[Recorded data]
= = = =
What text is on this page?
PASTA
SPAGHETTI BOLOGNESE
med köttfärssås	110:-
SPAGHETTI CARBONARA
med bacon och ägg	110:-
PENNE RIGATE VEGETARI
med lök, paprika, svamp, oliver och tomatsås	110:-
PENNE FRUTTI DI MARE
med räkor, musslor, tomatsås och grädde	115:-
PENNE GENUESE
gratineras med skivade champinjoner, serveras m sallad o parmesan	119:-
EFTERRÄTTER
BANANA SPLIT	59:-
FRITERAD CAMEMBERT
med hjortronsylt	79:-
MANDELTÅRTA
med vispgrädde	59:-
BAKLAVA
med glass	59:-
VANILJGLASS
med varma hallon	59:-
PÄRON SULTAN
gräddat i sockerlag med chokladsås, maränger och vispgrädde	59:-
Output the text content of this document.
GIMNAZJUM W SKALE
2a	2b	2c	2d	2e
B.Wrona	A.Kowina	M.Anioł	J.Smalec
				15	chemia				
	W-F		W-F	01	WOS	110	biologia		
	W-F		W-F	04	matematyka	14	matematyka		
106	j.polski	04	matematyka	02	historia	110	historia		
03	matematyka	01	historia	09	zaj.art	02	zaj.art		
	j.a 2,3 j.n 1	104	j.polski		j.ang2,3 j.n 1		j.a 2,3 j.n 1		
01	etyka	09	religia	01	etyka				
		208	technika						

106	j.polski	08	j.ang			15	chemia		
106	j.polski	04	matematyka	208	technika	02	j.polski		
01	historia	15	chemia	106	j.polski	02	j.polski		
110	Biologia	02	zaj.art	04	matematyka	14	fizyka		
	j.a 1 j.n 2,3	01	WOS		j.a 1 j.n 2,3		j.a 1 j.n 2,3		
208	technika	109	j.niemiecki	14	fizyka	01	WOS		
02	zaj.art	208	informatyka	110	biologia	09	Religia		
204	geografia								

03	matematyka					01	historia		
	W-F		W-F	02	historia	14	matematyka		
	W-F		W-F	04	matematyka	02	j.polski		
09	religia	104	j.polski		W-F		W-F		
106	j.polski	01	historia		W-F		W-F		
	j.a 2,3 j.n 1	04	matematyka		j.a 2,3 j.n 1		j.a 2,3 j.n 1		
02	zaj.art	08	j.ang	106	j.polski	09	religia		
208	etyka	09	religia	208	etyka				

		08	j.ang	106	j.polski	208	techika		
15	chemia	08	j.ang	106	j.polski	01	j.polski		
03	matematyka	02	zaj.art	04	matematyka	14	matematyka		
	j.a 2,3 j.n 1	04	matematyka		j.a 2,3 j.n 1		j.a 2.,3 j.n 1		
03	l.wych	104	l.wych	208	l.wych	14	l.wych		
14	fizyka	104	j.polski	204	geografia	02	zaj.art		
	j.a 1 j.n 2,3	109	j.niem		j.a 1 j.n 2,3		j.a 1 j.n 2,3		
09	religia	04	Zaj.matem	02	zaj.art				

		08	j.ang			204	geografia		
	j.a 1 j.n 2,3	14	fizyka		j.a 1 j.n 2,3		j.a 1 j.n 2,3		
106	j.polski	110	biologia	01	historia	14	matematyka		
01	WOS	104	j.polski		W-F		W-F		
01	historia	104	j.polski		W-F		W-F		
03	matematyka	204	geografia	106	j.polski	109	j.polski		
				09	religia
= = = =
List the lines of the records where "SPAGHETTI" occurs.

SPAGHETTI BOLOGNESE
SPAGHETTI CARBONARA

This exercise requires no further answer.